» **OBJECTIVE**: Copy the data precisely, character for character, and leave out every picture.
■ ■ ■ ■
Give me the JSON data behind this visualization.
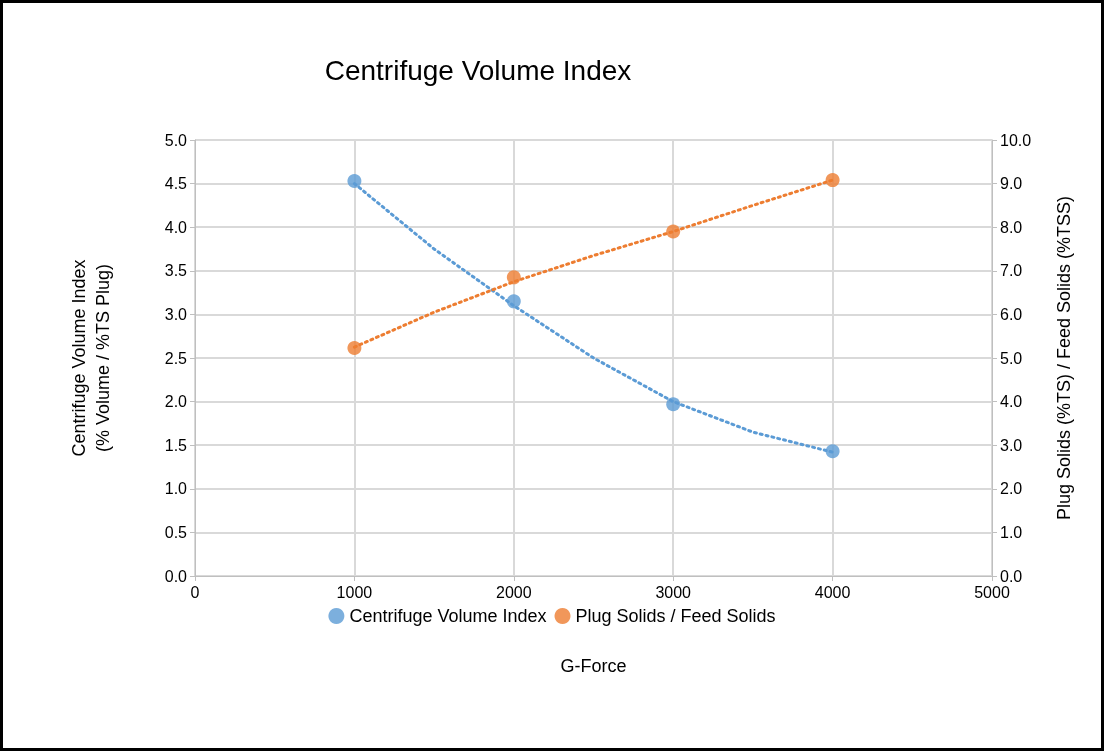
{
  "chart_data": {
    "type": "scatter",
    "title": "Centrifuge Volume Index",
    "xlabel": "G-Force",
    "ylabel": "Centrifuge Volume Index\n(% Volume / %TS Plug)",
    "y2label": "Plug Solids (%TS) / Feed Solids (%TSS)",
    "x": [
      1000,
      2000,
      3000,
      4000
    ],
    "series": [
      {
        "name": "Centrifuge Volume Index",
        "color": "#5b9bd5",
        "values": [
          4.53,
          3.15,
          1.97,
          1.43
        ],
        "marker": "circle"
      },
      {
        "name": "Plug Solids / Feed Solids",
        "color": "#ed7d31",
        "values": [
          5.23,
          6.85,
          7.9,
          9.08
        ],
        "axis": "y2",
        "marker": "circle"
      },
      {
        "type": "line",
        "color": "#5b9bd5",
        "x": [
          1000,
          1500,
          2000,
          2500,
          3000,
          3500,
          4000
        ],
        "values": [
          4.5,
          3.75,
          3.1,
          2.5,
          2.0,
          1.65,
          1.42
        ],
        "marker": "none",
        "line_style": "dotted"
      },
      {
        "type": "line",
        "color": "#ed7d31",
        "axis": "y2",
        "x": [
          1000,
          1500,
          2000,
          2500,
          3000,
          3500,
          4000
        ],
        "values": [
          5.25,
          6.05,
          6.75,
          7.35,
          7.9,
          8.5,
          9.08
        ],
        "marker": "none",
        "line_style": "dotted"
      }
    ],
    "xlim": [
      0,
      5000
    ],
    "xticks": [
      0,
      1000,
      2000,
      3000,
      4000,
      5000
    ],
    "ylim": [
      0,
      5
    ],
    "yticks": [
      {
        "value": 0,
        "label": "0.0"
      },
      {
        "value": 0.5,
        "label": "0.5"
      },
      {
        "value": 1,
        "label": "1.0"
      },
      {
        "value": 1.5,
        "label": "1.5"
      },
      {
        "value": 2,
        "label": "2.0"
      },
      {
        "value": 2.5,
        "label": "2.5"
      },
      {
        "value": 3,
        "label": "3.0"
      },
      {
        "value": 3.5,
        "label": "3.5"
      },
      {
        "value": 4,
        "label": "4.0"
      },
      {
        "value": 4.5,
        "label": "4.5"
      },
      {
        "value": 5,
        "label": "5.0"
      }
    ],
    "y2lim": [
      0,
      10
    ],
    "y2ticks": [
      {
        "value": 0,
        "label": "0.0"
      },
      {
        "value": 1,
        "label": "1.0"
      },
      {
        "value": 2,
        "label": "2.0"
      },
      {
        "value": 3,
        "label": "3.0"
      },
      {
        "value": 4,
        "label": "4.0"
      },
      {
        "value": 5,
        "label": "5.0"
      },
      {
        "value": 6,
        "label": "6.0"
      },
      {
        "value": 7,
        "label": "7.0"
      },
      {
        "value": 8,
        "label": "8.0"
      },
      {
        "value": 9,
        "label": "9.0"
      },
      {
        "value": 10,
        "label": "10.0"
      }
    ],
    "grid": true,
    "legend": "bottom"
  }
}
■ ■ ■ ■
» **WRITTEN ANSWER**:
Give me the JSON data behind this visualization.
{
  "chart_data": {
    "type": "scatter",
    "title": "Centrifuge Volume Index",
    "xlabel": "G-Force",
    "ylabel": "Centrifuge Volume Index\n(% Volume / %TS Plug)",
    "y2label": "Plug Solids (%TS) / Feed Solids (%TSS)",
    "x": [
      1000,
      2000,
      3000,
      4000
    ],
    "series": [
      {
        "name": "Centrifuge Volume Index",
        "color": "#5b9bd5",
        "values": [
          4.53,
          3.15,
          1.97,
          1.43
        ],
        "marker": "circle"
      },
      {
        "name": "Plug Solids / Feed Solids",
        "color": "#ed7d31",
        "values": [
          5.23,
          6.85,
          7.9,
          9.08
        ],
        "axis": "y2",
        "marker": "circle"
      },
      {
        "type": "line",
        "color": "#5b9bd5",
        "x": [
          1000,
          1500,
          2000,
          2500,
          3000,
          3500,
          4000
        ],
        "values": [
          4.5,
          3.75,
          3.1,
          2.5,
          2.0,
          1.65,
          1.42
        ],
        "marker": "none",
        "line_style": "dotted"
      },
      {
        "type": "line",
        "color": "#ed7d31",
        "axis": "y2",
        "x": [
          1000,
          1500,
          2000,
          2500,
          3000,
          3500,
          4000
        ],
        "values": [
          5.25,
          6.05,
          6.75,
          7.35,
          7.9,
          8.5,
          9.08
        ],
        "marker": "none",
        "line_style": "dotted"
      }
    ],
    "xlim": [
      0,
      5000
    ],
    "xticks": [
      0,
      1000,
      2000,
      3000,
      4000,
      5000
    ],
    "ylim": [
      0,
      5
    ],
    "yticks": [
      {
        "value": 0,
        "label": "0.0"
      },
      {
        "value": 0.5,
        "label": "0.5"
      },
      {
        "value": 1,
        "label": "1.0"
      },
      {
        "value": 1.5,
        "label": "1.5"
      },
      {
        "value": 2,
        "label": "2.0"
      },
      {
        "value": 2.5,
        "label": "2.5"
      },
      {
        "value": 3,
        "label": "3.0"
      },
      {
        "value": 3.5,
        "label": "3.5"
      },
      {
        "value": 4,
        "label": "4.0"
      },
      {
        "value": 4.5,
        "label": "4.5"
      },
      {
        "value": 5,
        "label": "5.0"
      }
    ],
    "y2lim": [
      0,
      10
    ],
    "y2ticks": [
      {
        "value": 0,
        "label": "0.0"
      },
      {
        "value": 1,
        "label": "1.0"
      },
      {
        "value": 2,
        "label": "2.0"
      },
      {
        "value": 3,
        "label": "3.0"
      },
      {
        "value": 4,
        "label": "4.0"
      },
      {
        "value": 5,
        "label": "5.0"
      },
      {
        "value": 6,
        "label": "6.0"
      },
      {
        "value": 7,
        "label": "7.0"
      },
      {
        "value": 8,
        "label": "8.0"
      },
      {
        "value": 9,
        "label": "9.0"
      },
      {
        "value": 10,
        "label": "10.0"
      }
    ],
    "grid": true,
    "legend": "bottom"
  }
}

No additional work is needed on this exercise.